[RECORDS FOR THIS EXERCISE]:
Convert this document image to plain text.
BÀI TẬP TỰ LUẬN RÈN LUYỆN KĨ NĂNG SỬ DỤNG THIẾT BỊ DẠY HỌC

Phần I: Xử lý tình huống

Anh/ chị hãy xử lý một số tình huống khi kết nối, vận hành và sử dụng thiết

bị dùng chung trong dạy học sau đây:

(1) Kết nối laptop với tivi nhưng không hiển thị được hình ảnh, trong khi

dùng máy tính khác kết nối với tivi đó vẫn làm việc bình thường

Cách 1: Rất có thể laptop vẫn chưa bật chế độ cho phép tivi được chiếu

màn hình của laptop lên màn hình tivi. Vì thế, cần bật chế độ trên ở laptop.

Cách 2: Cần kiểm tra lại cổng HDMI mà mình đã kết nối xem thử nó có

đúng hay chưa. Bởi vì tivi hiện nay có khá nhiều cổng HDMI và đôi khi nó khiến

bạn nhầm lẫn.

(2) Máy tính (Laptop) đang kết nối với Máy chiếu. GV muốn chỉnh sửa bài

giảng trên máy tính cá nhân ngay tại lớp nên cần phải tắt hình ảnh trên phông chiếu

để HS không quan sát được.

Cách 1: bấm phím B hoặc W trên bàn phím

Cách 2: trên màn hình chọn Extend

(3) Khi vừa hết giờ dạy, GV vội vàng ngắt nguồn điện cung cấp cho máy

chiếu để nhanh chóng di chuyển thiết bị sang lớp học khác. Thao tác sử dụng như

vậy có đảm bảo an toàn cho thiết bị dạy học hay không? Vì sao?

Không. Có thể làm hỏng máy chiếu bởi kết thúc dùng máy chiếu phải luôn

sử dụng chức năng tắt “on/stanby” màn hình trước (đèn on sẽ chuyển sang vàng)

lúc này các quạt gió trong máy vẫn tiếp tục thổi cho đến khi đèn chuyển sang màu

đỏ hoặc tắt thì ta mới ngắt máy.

[DIRECTIONS]:
Output the records above in their entirety, exactly.

[FULL OUTPUT]:
Convert this document image to plain text.
BÀI TẬP TỰ LUẬN RÈN LUYỆN KĨ NĂNG SỬ DỤNG THIẾT BỊ DẠY HỌC

Phần I: Xử lý tình huống

Anh/ chị hãy xử lý một số tình huống khi kết nối, vận hành và sử dụng thiết

bị dùng chung trong dạy học sau đây:

(1) Kết nối laptop với tivi nhưng không hiển thị được hình ảnh, trong khi

dùng máy tính khác kết nối với tivi đó vẫn làm việc bình thường

Cách 1: Rất có thể laptop vẫn chưa bật chế độ cho phép tivi được chiếu

màn hình của laptop lên màn hình tivi. Vì thế, cần bật chế độ trên ở laptop.

Cách 2: Cần kiểm tra lại cổng HDMI mà mình đã kết nối xem thử nó có

đúng hay chưa. Bởi vì tivi hiện nay có khá nhiều cổng HDMI và đôi khi nó khiến

bạn nhầm lẫn.

(2) Máy tính (Laptop) đang kết nối với Máy chiếu. GV muốn chỉnh sửa bài

giảng trên máy tính cá nhân ngay tại lớp nên cần phải tắt hình ảnh trên phông chiếu

để HS không quan sát được.

Cách 1: bấm phím B hoặc W trên bàn phím

Cách 2: trên màn hình chọn Extend

(3) Khi vừa hết giờ dạy, GV vội vàng ngắt nguồn điện cung cấp cho máy

chiếu để nhanh chóng di chuyển thiết bị sang lớp học khác. Thao tác sử dụng như

vậy có đảm bảo an toàn cho thiết bị dạy học hay không? Vì sao?

Không. Có thể làm hỏng máy chiếu bởi kết thúc dùng máy chiếu phải luôn

sử dụng chức năng tắt “on/stanby” màn hình trước (đèn on sẽ chuyển sang vàng)

lúc này các quạt gió trong máy vẫn tiếp tục thổi cho đến khi đèn chuyển sang màu

đỏ hoặc tắt thì ta mới ngắt máy.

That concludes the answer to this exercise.